--- BEGIN ---

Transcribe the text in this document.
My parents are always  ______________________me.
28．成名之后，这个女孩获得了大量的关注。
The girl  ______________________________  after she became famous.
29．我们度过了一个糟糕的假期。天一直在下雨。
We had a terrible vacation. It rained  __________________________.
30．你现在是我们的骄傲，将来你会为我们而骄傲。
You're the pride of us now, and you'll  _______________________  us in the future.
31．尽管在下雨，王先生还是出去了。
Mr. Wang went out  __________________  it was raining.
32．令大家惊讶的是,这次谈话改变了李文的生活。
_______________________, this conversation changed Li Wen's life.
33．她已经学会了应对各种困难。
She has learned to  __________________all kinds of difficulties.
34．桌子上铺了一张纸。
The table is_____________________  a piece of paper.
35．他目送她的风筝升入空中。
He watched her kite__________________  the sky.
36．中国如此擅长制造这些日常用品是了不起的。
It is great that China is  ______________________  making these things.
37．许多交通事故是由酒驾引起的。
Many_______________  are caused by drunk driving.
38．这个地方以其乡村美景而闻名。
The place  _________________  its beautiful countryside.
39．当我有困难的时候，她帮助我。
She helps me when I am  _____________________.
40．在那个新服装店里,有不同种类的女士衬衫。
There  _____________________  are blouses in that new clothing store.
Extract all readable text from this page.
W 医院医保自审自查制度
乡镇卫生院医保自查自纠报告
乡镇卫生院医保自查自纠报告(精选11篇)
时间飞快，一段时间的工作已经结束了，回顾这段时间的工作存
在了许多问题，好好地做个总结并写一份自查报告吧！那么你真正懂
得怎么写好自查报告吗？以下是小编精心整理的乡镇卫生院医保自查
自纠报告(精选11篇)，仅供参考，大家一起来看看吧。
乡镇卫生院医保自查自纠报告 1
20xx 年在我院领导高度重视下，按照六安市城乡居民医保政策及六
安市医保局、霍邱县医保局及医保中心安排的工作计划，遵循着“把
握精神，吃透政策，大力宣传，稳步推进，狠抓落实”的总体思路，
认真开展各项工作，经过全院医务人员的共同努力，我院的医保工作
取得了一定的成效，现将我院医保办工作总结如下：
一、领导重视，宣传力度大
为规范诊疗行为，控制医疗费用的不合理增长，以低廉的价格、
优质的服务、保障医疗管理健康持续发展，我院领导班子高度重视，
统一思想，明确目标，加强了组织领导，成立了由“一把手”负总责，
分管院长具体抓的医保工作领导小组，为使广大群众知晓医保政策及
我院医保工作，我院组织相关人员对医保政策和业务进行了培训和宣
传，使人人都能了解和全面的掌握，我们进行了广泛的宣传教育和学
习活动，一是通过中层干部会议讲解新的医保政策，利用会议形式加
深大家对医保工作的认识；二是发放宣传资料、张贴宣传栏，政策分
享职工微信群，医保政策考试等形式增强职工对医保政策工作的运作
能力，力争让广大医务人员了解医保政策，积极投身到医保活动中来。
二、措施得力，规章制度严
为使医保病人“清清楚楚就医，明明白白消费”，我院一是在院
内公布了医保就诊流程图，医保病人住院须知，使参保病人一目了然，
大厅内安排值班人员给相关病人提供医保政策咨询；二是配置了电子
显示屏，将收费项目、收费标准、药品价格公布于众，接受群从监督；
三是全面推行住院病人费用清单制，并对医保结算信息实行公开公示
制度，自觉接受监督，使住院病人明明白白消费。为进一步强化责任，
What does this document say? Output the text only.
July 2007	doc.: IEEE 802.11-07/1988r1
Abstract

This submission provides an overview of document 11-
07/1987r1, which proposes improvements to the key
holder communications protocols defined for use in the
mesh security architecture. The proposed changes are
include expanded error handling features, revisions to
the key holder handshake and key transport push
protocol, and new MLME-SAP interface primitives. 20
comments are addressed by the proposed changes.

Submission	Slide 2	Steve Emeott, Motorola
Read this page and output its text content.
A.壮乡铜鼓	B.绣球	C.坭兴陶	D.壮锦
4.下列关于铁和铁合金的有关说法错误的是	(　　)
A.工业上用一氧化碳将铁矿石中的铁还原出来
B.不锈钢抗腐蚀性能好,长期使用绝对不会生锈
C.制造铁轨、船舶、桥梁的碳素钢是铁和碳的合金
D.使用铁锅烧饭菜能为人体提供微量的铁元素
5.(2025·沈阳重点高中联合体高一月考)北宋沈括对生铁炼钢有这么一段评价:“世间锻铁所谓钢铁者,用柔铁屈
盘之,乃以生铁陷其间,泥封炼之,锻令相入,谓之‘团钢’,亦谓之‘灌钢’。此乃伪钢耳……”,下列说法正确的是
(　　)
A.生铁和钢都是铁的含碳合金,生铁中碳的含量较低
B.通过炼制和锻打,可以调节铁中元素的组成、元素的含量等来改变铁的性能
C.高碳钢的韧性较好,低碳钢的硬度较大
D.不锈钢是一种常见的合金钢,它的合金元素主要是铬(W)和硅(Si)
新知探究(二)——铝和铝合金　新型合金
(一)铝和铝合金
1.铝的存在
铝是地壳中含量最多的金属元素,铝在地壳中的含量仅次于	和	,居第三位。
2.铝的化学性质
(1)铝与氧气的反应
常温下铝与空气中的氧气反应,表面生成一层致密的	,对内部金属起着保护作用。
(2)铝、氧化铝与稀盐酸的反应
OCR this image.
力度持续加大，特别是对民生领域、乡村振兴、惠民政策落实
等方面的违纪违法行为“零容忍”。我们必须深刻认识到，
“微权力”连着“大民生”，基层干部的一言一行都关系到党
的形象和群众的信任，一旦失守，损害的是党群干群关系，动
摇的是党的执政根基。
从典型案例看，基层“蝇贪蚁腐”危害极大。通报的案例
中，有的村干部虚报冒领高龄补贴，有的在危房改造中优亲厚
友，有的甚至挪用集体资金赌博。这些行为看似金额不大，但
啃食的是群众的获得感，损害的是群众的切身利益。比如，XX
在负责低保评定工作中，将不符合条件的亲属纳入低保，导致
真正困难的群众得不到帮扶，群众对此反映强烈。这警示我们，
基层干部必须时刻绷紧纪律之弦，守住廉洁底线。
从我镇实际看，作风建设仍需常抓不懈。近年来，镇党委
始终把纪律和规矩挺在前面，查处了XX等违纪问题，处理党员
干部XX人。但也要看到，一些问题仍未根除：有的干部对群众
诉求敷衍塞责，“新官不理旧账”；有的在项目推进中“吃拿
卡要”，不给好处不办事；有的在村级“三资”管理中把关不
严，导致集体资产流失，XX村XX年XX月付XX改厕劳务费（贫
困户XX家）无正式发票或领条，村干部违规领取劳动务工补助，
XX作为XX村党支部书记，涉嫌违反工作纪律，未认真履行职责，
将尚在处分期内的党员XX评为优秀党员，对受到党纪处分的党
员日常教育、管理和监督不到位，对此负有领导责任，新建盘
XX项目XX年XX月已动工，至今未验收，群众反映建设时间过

--- END ---

__To do__
From the line that contains "What does this" to the last line of the material above, repeat every line exactly, keeping both the first and the last.

__Correct result__
What does this document say? Output the text only.
July 2007	doc.: IEEE 802.11-07/1988r1
Abstract

This submission provides an overview of document 11-
07/1987r1, which proposes improvements to the key
holder communications protocols defined for use in the
mesh security architecture. The proposed changes are
include expanded error handling features, revisions to
the key holder handshake and key transport push
protocol, and new MLME-SAP interface primitives. 20
comments are addressed by the proposed changes.

Submission	Slide 2	Steve Emeott, Motorola
Read this page and output its text content.
A.壮乡铜鼓	B.绣球	C.坭兴陶	D.壮锦
4.下列关于铁和铁合金的有关说法错误的是	(　　)
A.工业上用一氧化碳将铁矿石中的铁还原出来
B.不锈钢抗腐蚀性能好,长期使用绝对不会生锈
C.制造铁轨、船舶、桥梁的碳素钢是铁和碳的合金
D.使用铁锅烧饭菜能为人体提供微量的铁元素
5.(2025·沈阳重点高中联合体高一月考)北宋沈括对生铁炼钢有这么一段评价:“世间锻铁所谓钢铁者,用柔铁屈
盘之,乃以生铁陷其间,泥封炼之,锻令相入,谓之‘团钢’,亦谓之‘灌钢’。此乃伪钢耳……”,下列说法正确的是
(　　)
A.生铁和钢都是铁的含碳合金,生铁中碳的含量较低
B.通过炼制和锻打,可以调节铁中元素的组成、元素的含量等来改变铁的性能
C.高碳钢的韧性较好,低碳钢的硬度较大
D.不锈钢是一种常见的合金钢,它的合金元素主要是铬(W)和硅(Si)
新知探究(二)——铝和铝合金　新型合金
(一)铝和铝合金
1.铝的存在
铝是地壳中含量最多的金属元素,铝在地壳中的含量仅次于	和	,居第三位。
2.铝的化学性质
(1)铝与氧气的反应
常温下铝与空气中的氧气反应,表面生成一层致密的	,对内部金属起着保护作用。
(2)铝、氧化铝与稀盐酸的反应
OCR this image.
力度持续加大，特别是对民生领域、乡村振兴、惠民政策落实
等方面的违纪违法行为“零容忍”。我们必须深刻认识到，
“微权力”连着“大民生”，基层干部的一言一行都关系到党
的形象和群众的信任，一旦失守，损害的是党群干群关系，动
摇的是党的执政根基。
从典型案例看，基层“蝇贪蚁腐”危害极大。通报的案例
中，有的村干部虚报冒领高龄补贴，有的在危房改造中优亲厚
友，有的甚至挪用集体资金赌博。这些行为看似金额不大，但
啃食的是群众的获得感，损害的是群众的切身利益。比如，XX
在负责低保评定工作中，将不符合条件的亲属纳入低保，导致
真正困难的群众得不到帮扶，群众对此反映强烈。这警示我们，
基层干部必须时刻绷紧纪律之弦，守住廉洁底线。
从我镇实际看，作风建设仍需常抓不懈。近年来，镇党委
始终把纪律和规矩挺在前面，查处了XX等违纪问题，处理党员
干部XX人。但也要看到，一些问题仍未根除：有的干部对群众
诉求敷衍塞责，“新官不理旧账”；有的在项目推进中“吃拿
卡要”，不给好处不办事；有的在村级“三资”管理中把关不
严，导致集体资产流失，XX村XX年XX月付XX改厕劳务费（贫
困户XX家）无正式发票或领条，村干部违规领取劳动务工补助，
XX作为XX村党支部书记，涉嫌违反工作纪律，未认真履行职责，
将尚在处分期内的党员XX评为优秀党员，对受到党纪处分的党
员日常教育、管理和监督不到位，对此负有领导责任，新建盘
XX项目XX年XX月已动工，至今未验收，群众反映建设时间过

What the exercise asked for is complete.